» Task requirements:
Using the post on self-branding below, explain why the writer expects the students to become involved in self-branding through their website feature. Answer in one to three sentences.

» Supplied passage:
---------------

This week we were introduced to the concept of 'self-branding', involving the self-conscious construction of a meta-narrative and meta-image of self through the use of cultural meanings and images drawn from the narrative and visual codes of the mainstream culture industries (Hearn 2008, p. 198). An example of the reflexive project of the ‘ self’ within the online space is how, as Hearn notes, websites such as 2night.com and universityparty.ca improvise on the theme of self-branding by taking photographs of young people at clubs and linking them to advertisements online, blurring the distinction between private self and instrumental associative object.
We also experimented with PhotoShop, a professional image editing software package enabling amateurs and experts alike to modify colours and effects, crop, collage, play with gradients and layer organic images.
This combination of theoretical discussion and technical practice got me thinking about the ways in which contemporary user-friendly software like Photoshop might play a role in the practice andproduction of ‘branded’ personae within the online retail microcosm. The e-stores for Aussie labels Zimmermann and Peter Alexander immediately sprang to mind; both comprise clear, sharp and well illuminated clothing catalogues, vivid photographs and moving fashion spreads that deflect the two-dimensional actuality of the computer screen and bring the garments to life for the browsing customer.
Both sites use a complex of significations – highly stylized colour schemes, pattern, photography, composition, logos, models’ body language, text, etc. - to ‘brand’ their product, positioning themselves as sites for the extraction of value (Hearn 2008, p. 201).
In creating and developing our website feature, we ourselves will inevitably become involved in this process of self-branding. Producing a site that advocates that what matters is not ‘meaning’ or ‘truth’ or ‘reason’, but ‘winning’ (by keeping up with the Joneses and going online NOW), the feature’s purpose is fundamentally persuasive, urging retailers to re-produce their products for competitive-circulation. In some sense, then, we are instructing our retailer audience to 're-brand' themselves, to generate their own rhetorically persuasive packaging against an online backdrop.With self-branding now a hallmark of modernity, it's food for thought to consider that, as online media students, we become a part of the complex processes that we are striving to deconstruct.

---------------

» Provided material:

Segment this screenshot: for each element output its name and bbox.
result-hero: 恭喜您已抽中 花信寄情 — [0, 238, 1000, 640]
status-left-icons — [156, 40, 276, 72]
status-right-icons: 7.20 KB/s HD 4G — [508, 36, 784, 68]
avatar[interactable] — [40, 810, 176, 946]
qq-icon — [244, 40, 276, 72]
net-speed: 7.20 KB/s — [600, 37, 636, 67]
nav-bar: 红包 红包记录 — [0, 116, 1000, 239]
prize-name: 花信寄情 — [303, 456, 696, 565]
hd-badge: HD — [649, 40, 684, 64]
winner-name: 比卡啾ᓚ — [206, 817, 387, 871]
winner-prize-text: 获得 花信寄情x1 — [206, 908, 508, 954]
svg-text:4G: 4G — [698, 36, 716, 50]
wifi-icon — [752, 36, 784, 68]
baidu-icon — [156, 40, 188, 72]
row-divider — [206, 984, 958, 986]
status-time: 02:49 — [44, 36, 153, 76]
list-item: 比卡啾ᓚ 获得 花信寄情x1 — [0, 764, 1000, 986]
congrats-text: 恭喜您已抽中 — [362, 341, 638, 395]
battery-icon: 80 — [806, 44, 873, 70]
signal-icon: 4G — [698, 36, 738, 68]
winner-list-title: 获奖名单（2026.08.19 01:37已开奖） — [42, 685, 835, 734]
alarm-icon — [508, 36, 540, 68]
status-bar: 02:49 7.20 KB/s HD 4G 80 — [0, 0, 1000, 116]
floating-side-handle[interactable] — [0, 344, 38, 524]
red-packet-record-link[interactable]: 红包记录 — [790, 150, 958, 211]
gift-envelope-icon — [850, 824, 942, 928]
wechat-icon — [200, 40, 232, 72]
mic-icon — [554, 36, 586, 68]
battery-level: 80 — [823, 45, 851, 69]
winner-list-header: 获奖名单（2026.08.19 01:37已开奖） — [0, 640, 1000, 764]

---------------

» Exercise solution:
The feature is fundamentally persuasive: it advocates "winning" by keeping up with the Joneses and going online now, and it urges retailers to re-produce their products for competitive circulation. In doing so, the students instruct their retailer audience to "re-brand" themselves by generating their own rhetorically persuasive packaging against an online backdrop.